▸ **Task instructions**: Repeat exactly the lines beginning at the one that contains "Serialize everything readable" and running to the end of the material. Omit the pictures.

▸ **Material**:
^^^^
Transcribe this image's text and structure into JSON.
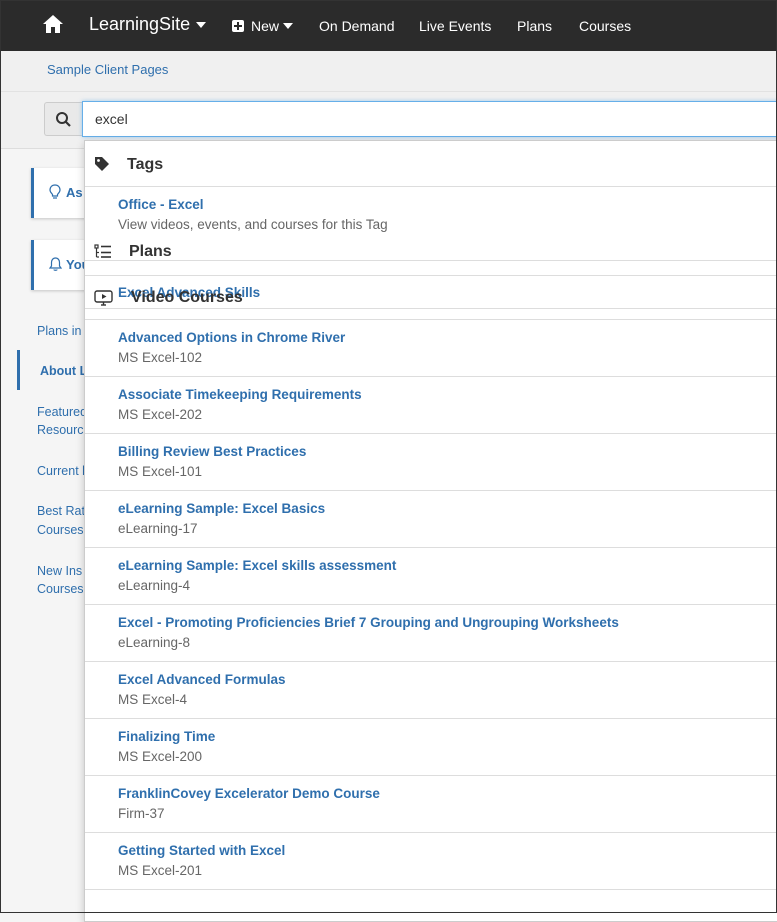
{
  "nav": {
    "brand": "LearningSite",
    "new_label": "New",
    "on_demand": "On Demand",
    "live_events": "Live Events",
    "plans": "Plans",
    "courses": "Courses"
  },
  "breadcrumb": {
    "label": "Sample Client Pages"
  },
  "search": {
    "value": "excel"
  },
  "background": {
    "card1": "As",
    "card2": "You",
    "links": [
      "Plans in",
      "About L",
      "Featured",
      "Resourc",
      "Current l",
      "Best Rat",
      "Courses",
      "New Ins",
      "Courses"
    ]
  },
  "dropdown": {
    "tags": {
      "heading": "Tags",
      "items": [
        {
          "title": "Office - Excel",
          "sub": "View videos, events, and courses for this Tag"
        }
      ]
    },
    "plans": {
      "heading": "Plans",
      "items": [
        {
          "title": "Excel Advanced Skills"
        }
      ]
    },
    "videos": {
      "heading": "Video Courses",
      "items": [
        {
          "title": "Advanced Options in Chrome River",
          "sub": "MS Excel-102"
        },
        {
          "title": "Associate Timekeeping Requirements",
          "sub": "MS Excel-202"
        },
        {
          "title": "Billing Review Best Practices",
          "sub": "MS Excel-101"
        },
        {
          "title": "eLearning Sample: Excel Basics",
          "sub": "eLearning-17"
        },
        {
          "title": "eLearning Sample: Excel skills assessment",
          "sub": "eLearning-4"
        },
        {
          "title": "Excel - Promoting Proficiencies Brief 7 Grouping and Ungrouping Worksheets",
          "sub": "eLearning-8"
        },
        {
          "title": "Excel Advanced Formulas",
          "sub": "MS Excel-4"
        },
        {
          "title": "Finalizing Time",
          "sub": "MS Excel-200"
        },
        {
          "title": "FranklinCovey Excelerator Demo Course",
          "sub": "Firm-37"
        },
        {
          "title": "Getting Started with Excel",
          "sub": "MS Excel-201"
        }
      ]
    }
  }
}
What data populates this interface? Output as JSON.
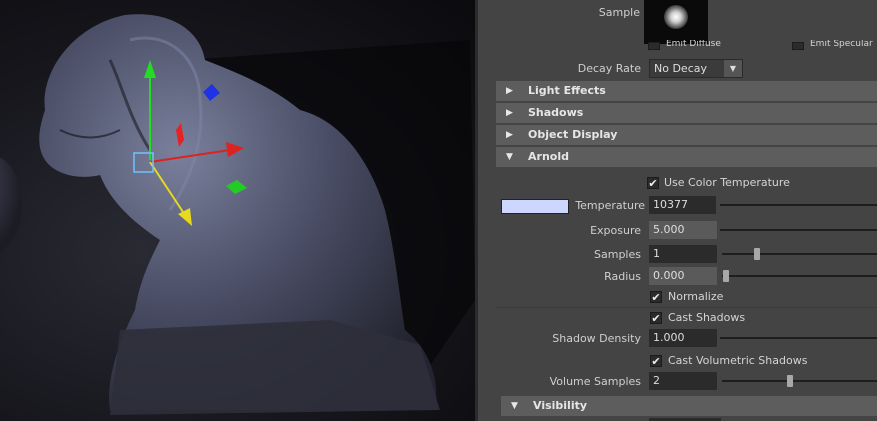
{
  "viewport": {
    "scene": "lion-sculpture"
  },
  "panel": {
    "sample_label": "Sample",
    "partial_checks": {
      "emit_diffuse": "Emit Diffuse",
      "emit_specular": "Emit Specular"
    },
    "decay_rate_label": "Decay Rate",
    "decay_rate_value": "No Decay",
    "sections": {
      "light_effects": "Light Effects",
      "shadows": "Shadows",
      "object_display": "Object Display",
      "arnold": "Arnold",
      "visibility": "Visibility"
    },
    "use_color_temperature": "Use Color Temperature",
    "temperature_label": "Temperature",
    "temperature_value": "10377",
    "temperature_swatch": "#cdd6ff",
    "exposure_label": "Exposure",
    "exposure_value": "5.000",
    "samples_label": "Samples",
    "samples_value": "1",
    "radius_label": "Radius",
    "radius_value": "0.000",
    "normalize_label": "Normalize",
    "cast_shadows_label": "Cast Shadows",
    "shadow_density_label": "Shadow Density",
    "shadow_density_value": "1.000",
    "cast_volumetric_label": "Cast Volumetric Shadows",
    "volume_samples_label": "Volume Samples",
    "volume_samples_value": "2",
    "check_glyph": "✔",
    "arrow_glyph": "▼"
  }
}
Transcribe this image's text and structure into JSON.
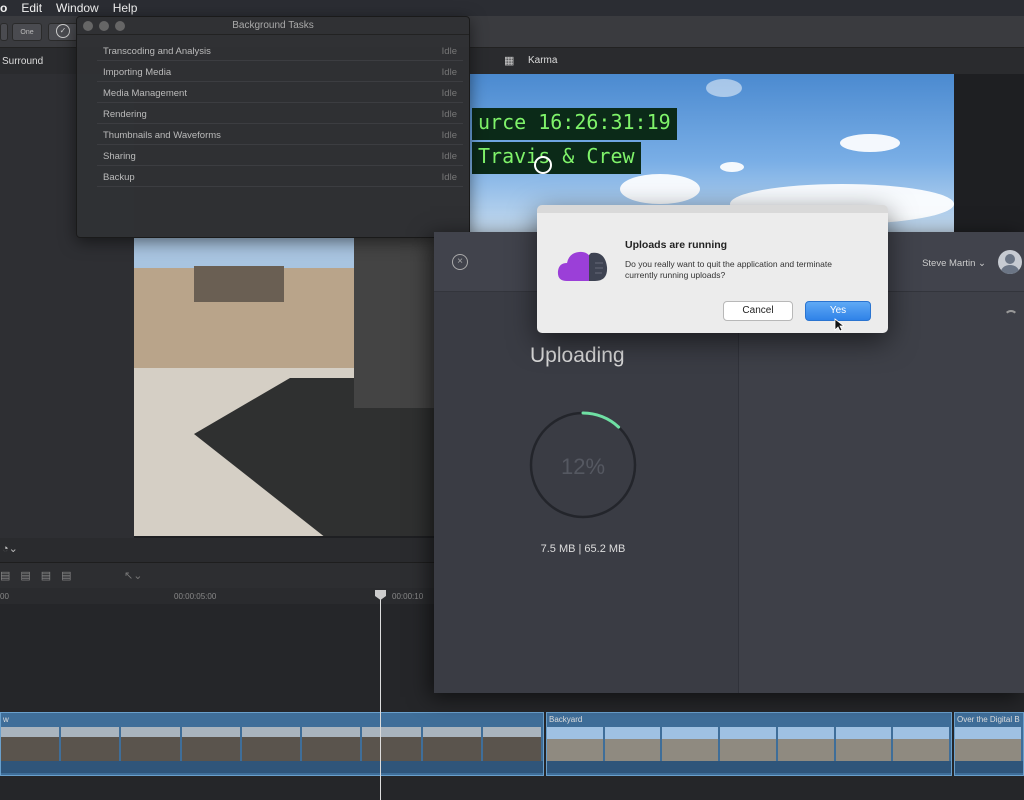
{
  "menubar": {
    "items": [
      "o",
      "Edit",
      "Window",
      "Help"
    ]
  },
  "toolbar": {
    "button_label": "One"
  },
  "viewer": {
    "left_label": "Surround",
    "project_name": "Karma",
    "timecode_line1": "urce 16:26:31:19",
    "timecode_line2": "Travis & Crew"
  },
  "background_tasks": {
    "title": "Background Tasks",
    "tasks": [
      {
        "name": "Transcoding and Analysis",
        "status": "Idle"
      },
      {
        "name": "Importing Media",
        "status": "Idle"
      },
      {
        "name": "Media Management",
        "status": "Idle"
      },
      {
        "name": "Rendering",
        "status": "Idle"
      },
      {
        "name": "Thumbnails and Waveforms",
        "status": "Idle"
      },
      {
        "name": "Sharing",
        "status": "Idle"
      },
      {
        "name": "Backup",
        "status": "Idle"
      }
    ]
  },
  "timeline": {
    "ruler_marks": [
      "00",
      "00:00:05:00",
      "00:00:10"
    ],
    "clips": [
      {
        "label": "w"
      },
      {
        "label": "Backyard"
      },
      {
        "label": "Over the Digital B"
      }
    ]
  },
  "uploader": {
    "user_name": "Steve Martin",
    "title": "Uploading",
    "percent_label": "12%",
    "progress_fraction": 0.12,
    "size_label": "7.5 MB | 65.2 MB",
    "accent_color": "#6fe0a4"
  },
  "alert": {
    "title": "Uploads are running",
    "message": "Do you really want to quit the application and terminate currently running uploads?",
    "cancel_label": "Cancel",
    "confirm_label": "Yes"
  }
}
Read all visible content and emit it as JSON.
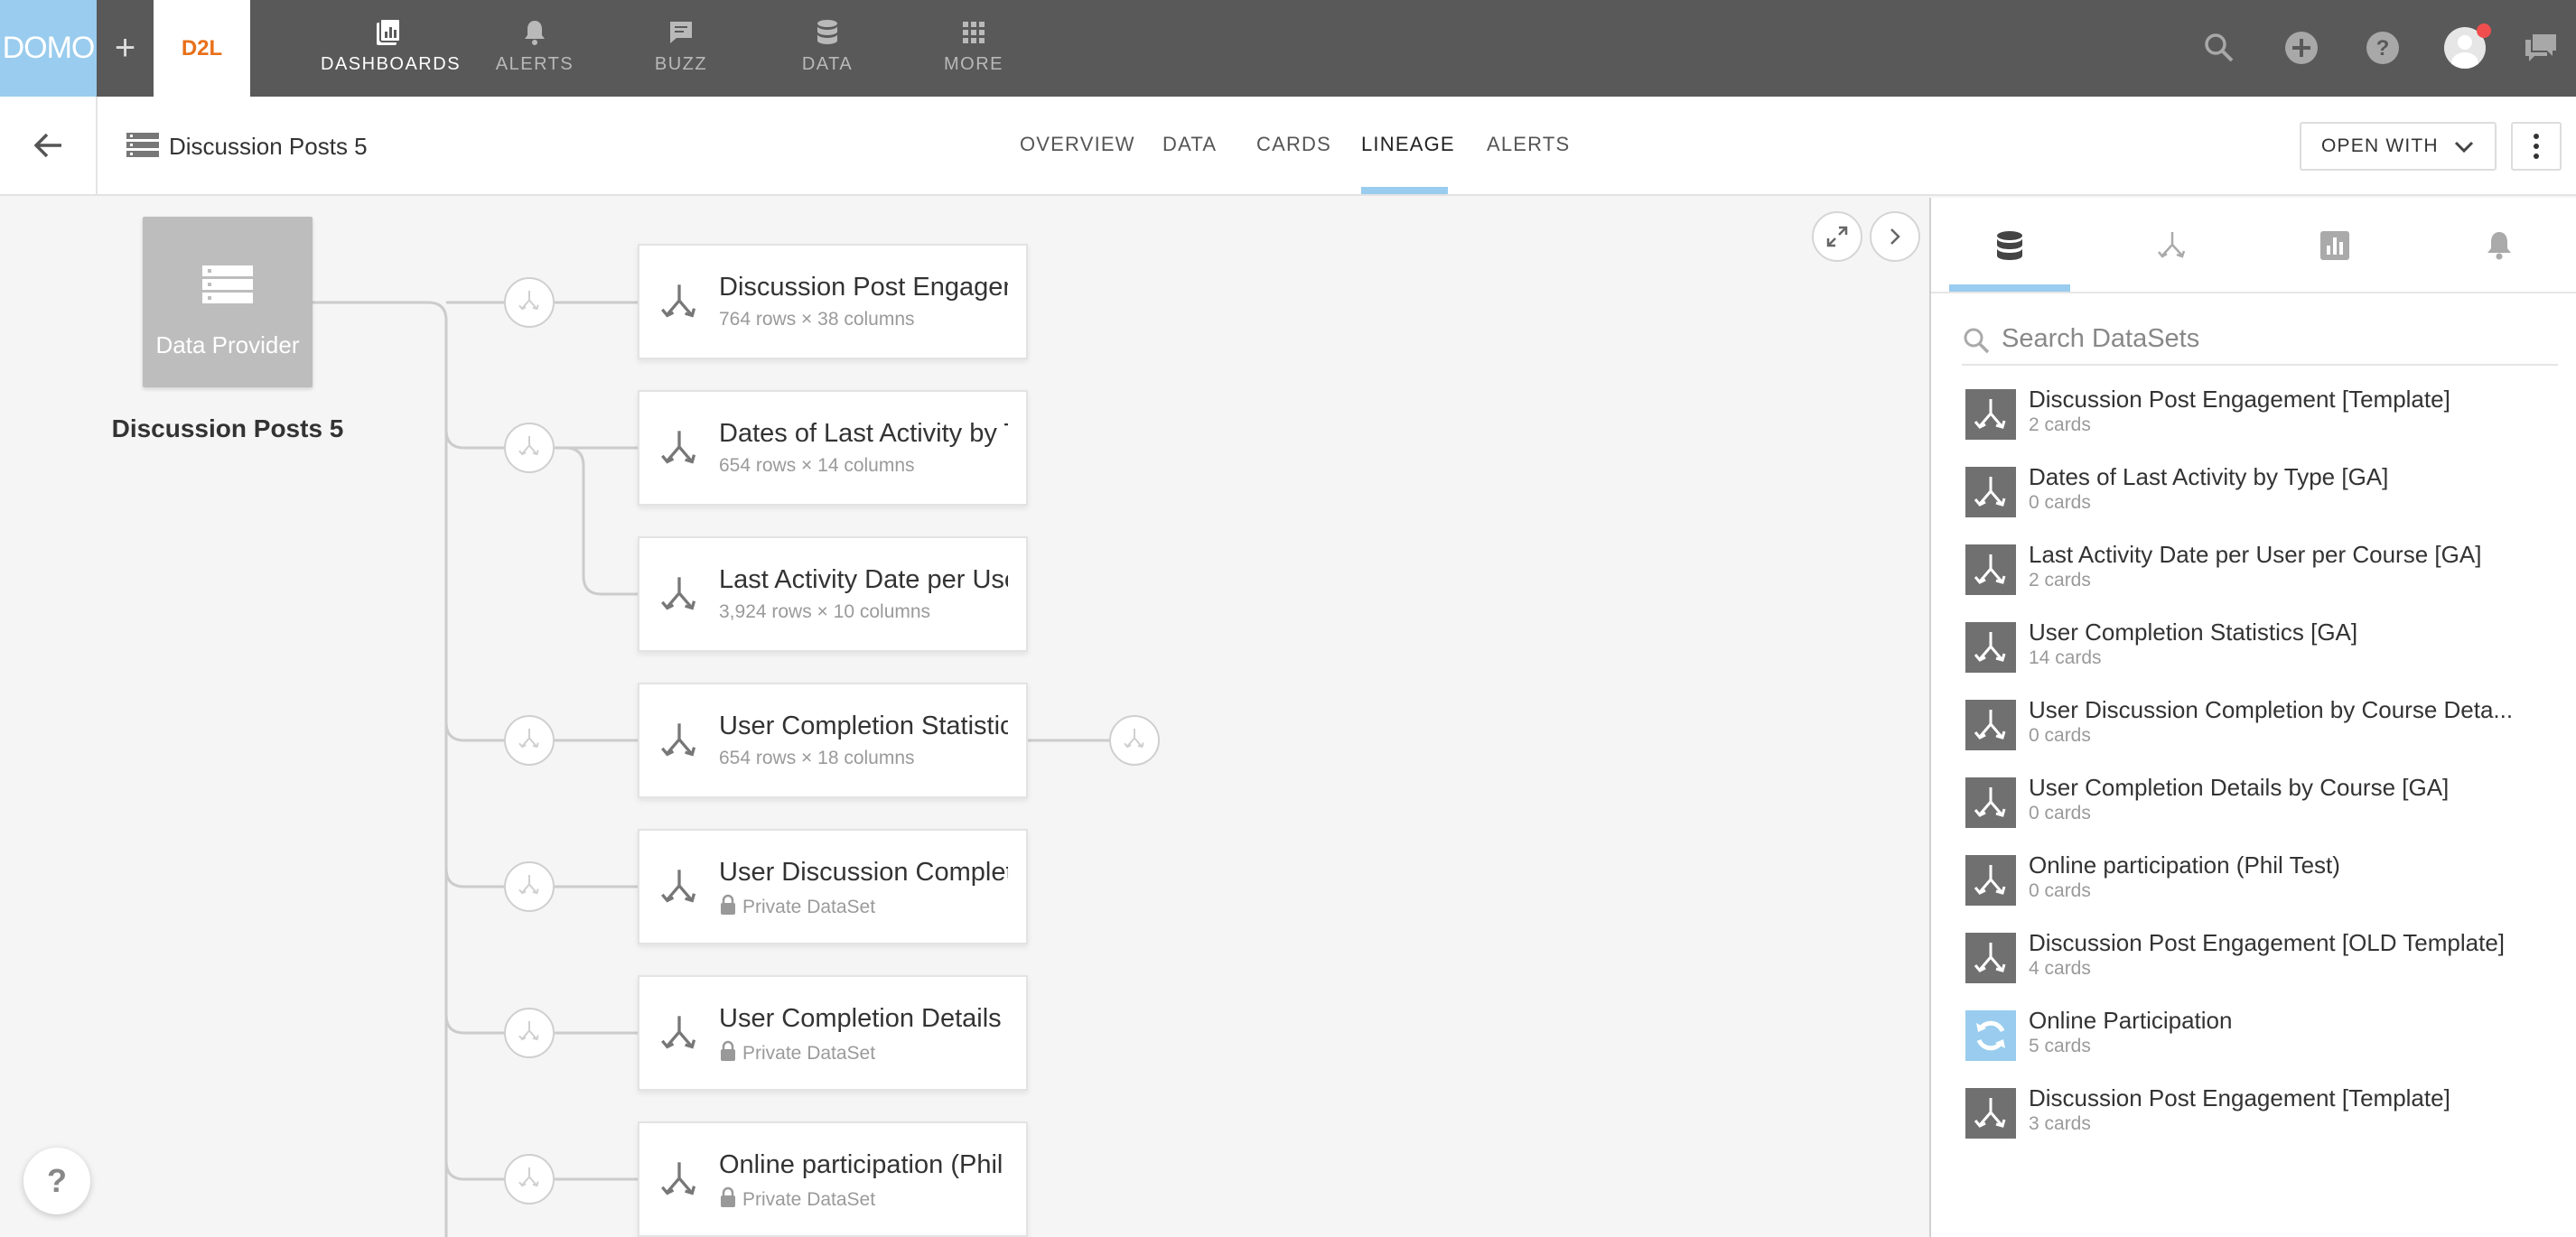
{
  "topnav": {
    "brand": "DOMO",
    "plus": "+",
    "partner_logo": "D2L",
    "items": [
      {
        "label": "DASHBOARDS",
        "icon": "dashboards-icon"
      },
      {
        "label": "ALERTS",
        "icon": "bell-icon"
      },
      {
        "label": "BUZZ",
        "icon": "chat-icon"
      },
      {
        "label": "DATA",
        "icon": "database-icon"
      },
      {
        "label": "MORE",
        "icon": "grid-icon"
      }
    ],
    "right_icons": [
      "search-icon",
      "add-icon",
      "help-icon",
      "avatar",
      "messages-icon"
    ],
    "colors": {
      "bar": "#595959",
      "brand_bg": "#99ccee",
      "partner_text": "#e8701a",
      "notification": "#f04e4e"
    }
  },
  "header": {
    "title": "Discussion Posts 5",
    "tabs": [
      "OVERVIEW",
      "DATA",
      "CARDS",
      "LINEAGE",
      "ALERTS"
    ],
    "active_tab": "LINEAGE",
    "open_with_label": "OPEN WITH"
  },
  "lineage": {
    "provider_label": "Data Provider",
    "provider_name": "Discussion Posts 5",
    "nodes": [
      {
        "title": "Discussion Post Engagement [Template]",
        "subtitle": "764 rows × 38 columns",
        "private": false
      },
      {
        "title": "Dates of Last Activity by Type [GA]",
        "subtitle": "654 rows × 14 columns",
        "private": false
      },
      {
        "title": "Last Activity Date per User per Course [GA]",
        "subtitle": "3,924 rows × 10 columns",
        "private": false
      },
      {
        "title": "User Completion Statistics [GA]",
        "subtitle": "654 rows × 18 columns",
        "private": false
      },
      {
        "title": "User Discussion Completion by Course Details",
        "subtitle": "Private DataSet",
        "private": true
      },
      {
        "title": "User Completion Details by Course [GA]",
        "subtitle": "Private DataSet",
        "private": true
      },
      {
        "title": "Online participation (Phil Test)",
        "subtitle": "Private DataSet",
        "private": true
      }
    ],
    "help_label": "?"
  },
  "panel": {
    "tabs": [
      "database-icon",
      "dataflow-icon",
      "cards-icon",
      "alerts-icon"
    ],
    "search_placeholder": "Search DataSets",
    "datasets": [
      {
        "name": "Discussion Post Engagement [Template]",
        "count": "2 cards",
        "icon": "dataflow-icon"
      },
      {
        "name": "Dates of Last Activity by Type [GA]",
        "count": "0 cards",
        "icon": "dataflow-icon"
      },
      {
        "name": "Last Activity Date per User per Course [GA]",
        "count": "2 cards",
        "icon": "dataflow-icon"
      },
      {
        "name": "User Completion Statistics [GA]",
        "count": "14 cards",
        "icon": "dataflow-icon"
      },
      {
        "name": "User Discussion Completion by Course Deta...",
        "count": "0 cards",
        "icon": "dataflow-icon"
      },
      {
        "name": "User Completion Details by Course [GA]",
        "count": "0 cards",
        "icon": "dataflow-icon"
      },
      {
        "name": "Online participation (Phil Test)",
        "count": "0 cards",
        "icon": "dataflow-icon"
      },
      {
        "name": "Discussion Post Engagement [OLD Template]",
        "count": "4 cards",
        "icon": "dataflow-icon"
      },
      {
        "name": "Online Participation",
        "count": "5 cards",
        "icon": "sync-icon"
      },
      {
        "name": "Discussion Post Engagement [Template]",
        "count": "3 cards",
        "icon": "dataflow-icon"
      }
    ]
  }
}
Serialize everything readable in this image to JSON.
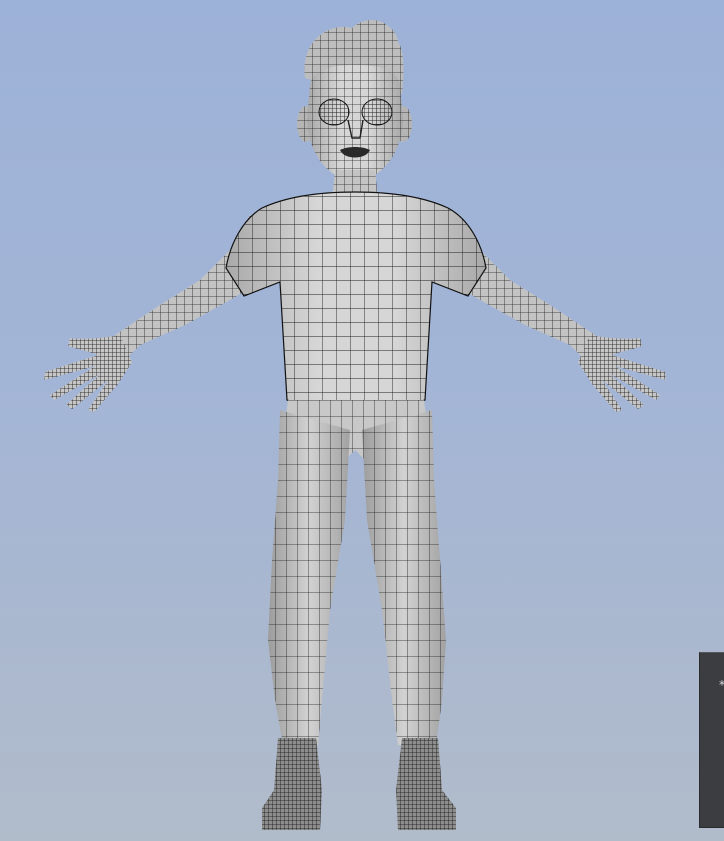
{
  "viewport": {
    "background_top": "#9db2d8",
    "background_bottom": "#b1bccb",
    "model_fill": "#c9c9c9",
    "model_shade": "#9a9a9a",
    "wire_color": "#1a1a1a"
  },
  "side_panel": {
    "glyph": "*",
    "color": "#3b3d41"
  }
}
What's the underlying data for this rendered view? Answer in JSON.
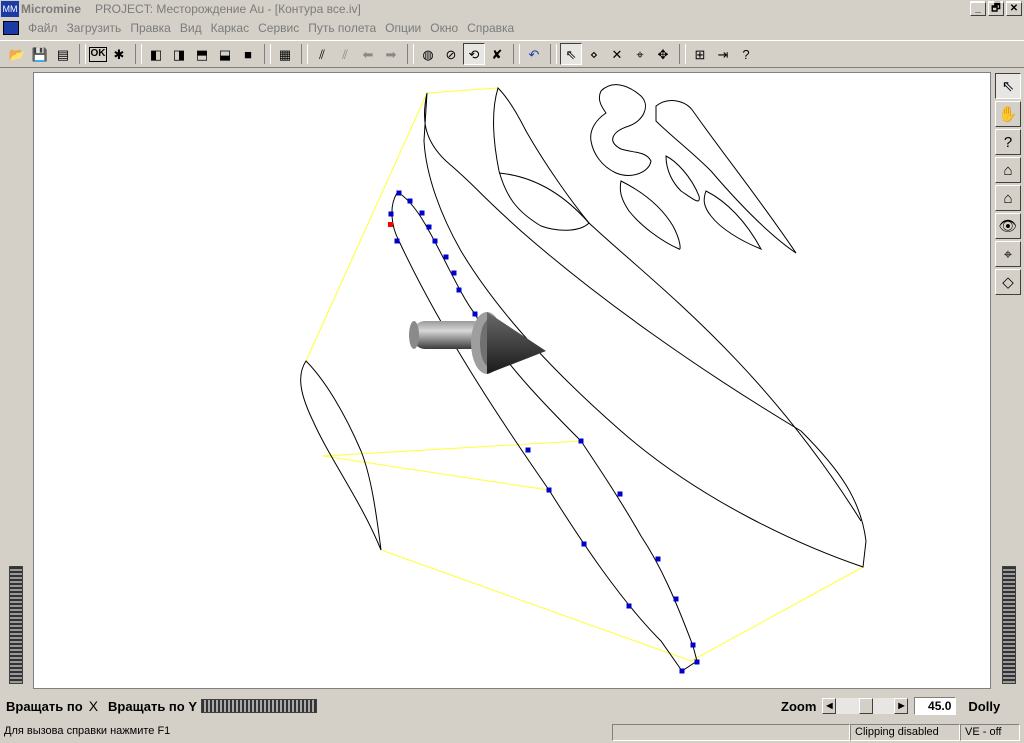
^^^^
▸ **Finished task**:
Serialize everything readable in this image to JSON.
{
  "viewport": {
    "background_top": "#9db2d8",
    "background_bottom": "#b1bccb",
    "model_fill": "#c9c9c9",
    "model_shade": "#9a9a9a",
    "wire_color": "#1a1a1a"
  },
  "side_panel": {
    "glyph": "*",
    "color": "#3b3d41"
  }
}
What's the underlying data for this rendered view? Answer in JSON.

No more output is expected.